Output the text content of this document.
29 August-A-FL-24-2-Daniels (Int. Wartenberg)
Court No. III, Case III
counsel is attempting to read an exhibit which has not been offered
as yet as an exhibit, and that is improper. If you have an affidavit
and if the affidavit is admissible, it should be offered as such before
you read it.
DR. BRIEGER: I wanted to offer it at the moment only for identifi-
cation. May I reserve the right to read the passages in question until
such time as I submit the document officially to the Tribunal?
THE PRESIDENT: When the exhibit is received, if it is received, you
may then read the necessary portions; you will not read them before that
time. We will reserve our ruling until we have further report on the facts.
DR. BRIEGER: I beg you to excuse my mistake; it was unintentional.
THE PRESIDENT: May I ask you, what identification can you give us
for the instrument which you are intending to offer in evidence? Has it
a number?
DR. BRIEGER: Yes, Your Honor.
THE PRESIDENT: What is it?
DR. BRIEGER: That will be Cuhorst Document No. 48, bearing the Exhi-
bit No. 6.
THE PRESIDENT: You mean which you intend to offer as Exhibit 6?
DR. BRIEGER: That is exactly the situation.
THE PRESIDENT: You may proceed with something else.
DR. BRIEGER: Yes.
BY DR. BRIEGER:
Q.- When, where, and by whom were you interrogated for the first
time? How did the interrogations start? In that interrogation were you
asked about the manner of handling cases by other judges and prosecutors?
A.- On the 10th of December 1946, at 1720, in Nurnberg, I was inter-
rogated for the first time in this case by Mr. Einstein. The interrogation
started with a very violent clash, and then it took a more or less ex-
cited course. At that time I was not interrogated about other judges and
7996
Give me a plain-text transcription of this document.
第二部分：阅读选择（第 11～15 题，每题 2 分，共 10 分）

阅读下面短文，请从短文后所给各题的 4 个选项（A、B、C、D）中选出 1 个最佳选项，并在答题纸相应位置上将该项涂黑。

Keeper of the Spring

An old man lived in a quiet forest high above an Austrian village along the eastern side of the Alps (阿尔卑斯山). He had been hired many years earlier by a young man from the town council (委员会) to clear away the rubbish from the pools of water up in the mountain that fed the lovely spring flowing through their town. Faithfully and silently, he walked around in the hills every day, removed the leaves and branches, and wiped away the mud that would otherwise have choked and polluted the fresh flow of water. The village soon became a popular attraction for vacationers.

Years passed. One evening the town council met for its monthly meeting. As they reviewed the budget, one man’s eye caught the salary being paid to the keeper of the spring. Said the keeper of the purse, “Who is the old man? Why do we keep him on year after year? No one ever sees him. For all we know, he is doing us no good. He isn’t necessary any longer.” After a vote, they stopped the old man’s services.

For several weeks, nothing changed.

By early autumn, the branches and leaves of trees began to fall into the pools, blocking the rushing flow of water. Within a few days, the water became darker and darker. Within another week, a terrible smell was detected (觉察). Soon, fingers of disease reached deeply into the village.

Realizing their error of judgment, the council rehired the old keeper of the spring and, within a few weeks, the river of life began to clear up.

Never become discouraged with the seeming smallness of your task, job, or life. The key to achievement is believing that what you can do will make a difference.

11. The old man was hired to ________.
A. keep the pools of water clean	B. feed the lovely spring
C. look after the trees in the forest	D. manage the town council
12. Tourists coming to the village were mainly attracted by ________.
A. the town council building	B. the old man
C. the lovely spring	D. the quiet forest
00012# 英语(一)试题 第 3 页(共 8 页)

* **What the exercise asks**: Say, as a bare number, how many lines in the entries above include the string "reserve".

* **Answer to the task**: 2